- **Consigne 1**
Recopiez l'extrait sur Herbert Distel en commençant à « Surtout connu pour » et en terminant à « Stazione en 1987-1990. ».

Herbert DISTEL

  • RAILNOTES: DIE REISE / LA STAZIONE (UD6041) écouter

Surtout connu pour son fameux Musée en tiroirs (1970-1977) (un meuble contenant cinq cents petits compartiments et autant d’œuvres d’art originales des années 1960-1970, de John Cage à Pablo Picasso), le Suisse Herbert Distel s’est illustré dans la composition de pièces radiophoniques ayant le chemin de fer comme point d’articulation : Die Reise en 1984 et La Stazione en 1987-1990.

- **Relevés fournis**
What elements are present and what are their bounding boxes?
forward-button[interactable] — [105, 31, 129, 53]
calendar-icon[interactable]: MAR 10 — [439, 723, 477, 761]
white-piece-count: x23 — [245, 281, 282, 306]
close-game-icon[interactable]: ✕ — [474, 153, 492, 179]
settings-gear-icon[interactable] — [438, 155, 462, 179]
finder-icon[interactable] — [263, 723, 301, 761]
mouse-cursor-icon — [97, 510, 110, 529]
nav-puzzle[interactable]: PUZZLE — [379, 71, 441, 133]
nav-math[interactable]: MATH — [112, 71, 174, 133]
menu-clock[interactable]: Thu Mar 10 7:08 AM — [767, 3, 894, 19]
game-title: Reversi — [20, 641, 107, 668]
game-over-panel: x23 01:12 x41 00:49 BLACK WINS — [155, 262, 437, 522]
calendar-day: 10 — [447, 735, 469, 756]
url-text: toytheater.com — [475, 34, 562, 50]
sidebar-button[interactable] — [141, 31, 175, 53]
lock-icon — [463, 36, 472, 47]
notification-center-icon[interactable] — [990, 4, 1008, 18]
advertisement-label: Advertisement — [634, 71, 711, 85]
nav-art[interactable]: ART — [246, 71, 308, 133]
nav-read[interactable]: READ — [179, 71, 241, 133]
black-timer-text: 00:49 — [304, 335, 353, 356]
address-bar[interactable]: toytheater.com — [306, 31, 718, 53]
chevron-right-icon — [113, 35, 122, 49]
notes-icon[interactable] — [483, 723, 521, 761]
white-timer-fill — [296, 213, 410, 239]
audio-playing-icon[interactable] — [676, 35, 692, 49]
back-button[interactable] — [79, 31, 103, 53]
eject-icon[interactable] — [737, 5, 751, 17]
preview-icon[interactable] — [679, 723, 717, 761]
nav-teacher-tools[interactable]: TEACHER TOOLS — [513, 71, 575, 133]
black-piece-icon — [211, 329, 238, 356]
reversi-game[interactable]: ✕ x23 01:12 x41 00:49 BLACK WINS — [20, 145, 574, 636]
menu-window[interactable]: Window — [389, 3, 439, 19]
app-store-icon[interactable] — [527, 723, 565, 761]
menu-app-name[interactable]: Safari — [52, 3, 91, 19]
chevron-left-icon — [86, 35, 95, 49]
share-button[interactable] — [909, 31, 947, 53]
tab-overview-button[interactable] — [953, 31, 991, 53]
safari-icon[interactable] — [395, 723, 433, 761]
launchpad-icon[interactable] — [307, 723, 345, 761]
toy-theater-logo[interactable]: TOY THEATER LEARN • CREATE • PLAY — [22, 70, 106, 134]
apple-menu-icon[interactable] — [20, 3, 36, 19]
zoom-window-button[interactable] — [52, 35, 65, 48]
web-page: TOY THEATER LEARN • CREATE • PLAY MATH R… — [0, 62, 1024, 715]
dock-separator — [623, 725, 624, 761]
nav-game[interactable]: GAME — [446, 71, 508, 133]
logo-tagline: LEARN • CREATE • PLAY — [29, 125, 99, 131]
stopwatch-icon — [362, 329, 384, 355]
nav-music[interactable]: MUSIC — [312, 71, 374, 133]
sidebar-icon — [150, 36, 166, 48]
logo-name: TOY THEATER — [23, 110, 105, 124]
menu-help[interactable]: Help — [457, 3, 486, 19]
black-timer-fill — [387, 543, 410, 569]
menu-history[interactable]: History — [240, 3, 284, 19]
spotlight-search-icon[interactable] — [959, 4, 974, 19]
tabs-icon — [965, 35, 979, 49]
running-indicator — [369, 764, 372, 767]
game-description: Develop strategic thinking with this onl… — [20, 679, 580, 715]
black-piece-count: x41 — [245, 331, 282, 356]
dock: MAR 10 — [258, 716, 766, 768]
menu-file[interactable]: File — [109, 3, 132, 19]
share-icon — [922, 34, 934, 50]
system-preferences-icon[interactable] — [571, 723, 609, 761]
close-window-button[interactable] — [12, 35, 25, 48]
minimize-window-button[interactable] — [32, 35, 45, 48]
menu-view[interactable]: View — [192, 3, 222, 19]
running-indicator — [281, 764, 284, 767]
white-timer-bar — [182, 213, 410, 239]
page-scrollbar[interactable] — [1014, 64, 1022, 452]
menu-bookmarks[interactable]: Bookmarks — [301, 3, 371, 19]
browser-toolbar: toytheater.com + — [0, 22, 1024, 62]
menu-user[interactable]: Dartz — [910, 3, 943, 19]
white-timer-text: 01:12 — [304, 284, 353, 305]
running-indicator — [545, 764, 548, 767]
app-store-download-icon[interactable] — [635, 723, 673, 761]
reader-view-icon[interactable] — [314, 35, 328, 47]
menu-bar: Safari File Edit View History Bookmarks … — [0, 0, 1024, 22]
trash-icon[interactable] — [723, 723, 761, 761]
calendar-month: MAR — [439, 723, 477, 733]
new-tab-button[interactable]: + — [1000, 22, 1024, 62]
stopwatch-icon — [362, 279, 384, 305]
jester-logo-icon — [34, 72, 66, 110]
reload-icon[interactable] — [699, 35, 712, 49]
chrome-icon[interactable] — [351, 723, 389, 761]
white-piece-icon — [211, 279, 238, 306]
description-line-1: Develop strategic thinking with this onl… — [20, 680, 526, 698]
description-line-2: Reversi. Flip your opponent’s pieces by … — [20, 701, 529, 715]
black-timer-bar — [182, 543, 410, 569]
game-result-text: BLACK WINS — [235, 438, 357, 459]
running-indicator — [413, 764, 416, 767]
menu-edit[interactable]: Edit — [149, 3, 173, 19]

- **Consigne 2**
Consignez sans rien y changer les lignes des relevés, en commençant au tout début des relevés et en terminant à la ligne qui contient « white-timer-fill — [296, 213, 410, 239] », ces deux limites comprises.

- **Réponse complète 1**
Surtout connu pour son fameux Musée en tiroirs (1970-1977) (un meuble contenant cinq cents petits compartiments et autant d’œuvres d’art originales des années 1960-1970, de John Cage à Pablo Picasso), le Suisse Herbert Distel s’est illustré dans la composition de pièces radiophoniques ayant le chemin de fer comme point d’articulation : Die Reise en 1984 et La Stazione en 1987-1990.

- **Réponse complète 2**
What elements are present and what are their bounding boxes?
forward-button[interactable] — [105, 31, 129, 53]
calendar-icon[interactable]: MAR 10 — [439, 723, 477, 761]
white-piece-count: x23 — [245, 281, 282, 306]
close-game-icon[interactable]: ✕ — [474, 153, 492, 179]
settings-gear-icon[interactable] — [438, 155, 462, 179]
finder-icon[interactable] — [263, 723, 301, 761]
mouse-cursor-icon — [97, 510, 110, 529]
nav-puzzle[interactable]: PUZZLE — [379, 71, 441, 133]
nav-math[interactable]: MATH — [112, 71, 174, 133]
menu-clock[interactable]: Thu Mar 10 7:08 AM — [767, 3, 894, 19]
game-title: Reversi — [20, 641, 107, 668]
game-over-panel: x23 01:12 x41 00:49 BLACK WINS — [155, 262, 437, 522]
calendar-day: 10 — [447, 735, 469, 756]
url-text: toytheater.com — [475, 34, 562, 50]
sidebar-button[interactable] — [141, 31, 175, 53]
lock-icon — [463, 36, 472, 47]
notification-center-icon[interactable] — [990, 4, 1008, 18]
advertisement-label: Advertisement — [634, 71, 711, 85]
nav-art[interactable]: ART — [246, 71, 308, 133]
nav-read[interactable]: READ — [179, 71, 241, 133]
black-timer-text: 00:49 — [304, 335, 353, 356]
address-bar[interactable]: toytheater.com — [306, 31, 718, 53]
chevron-right-icon — [113, 35, 122, 49]
notes-icon[interactable] — [483, 723, 521, 761]
white-timer-fill — [296, 213, 410, 239]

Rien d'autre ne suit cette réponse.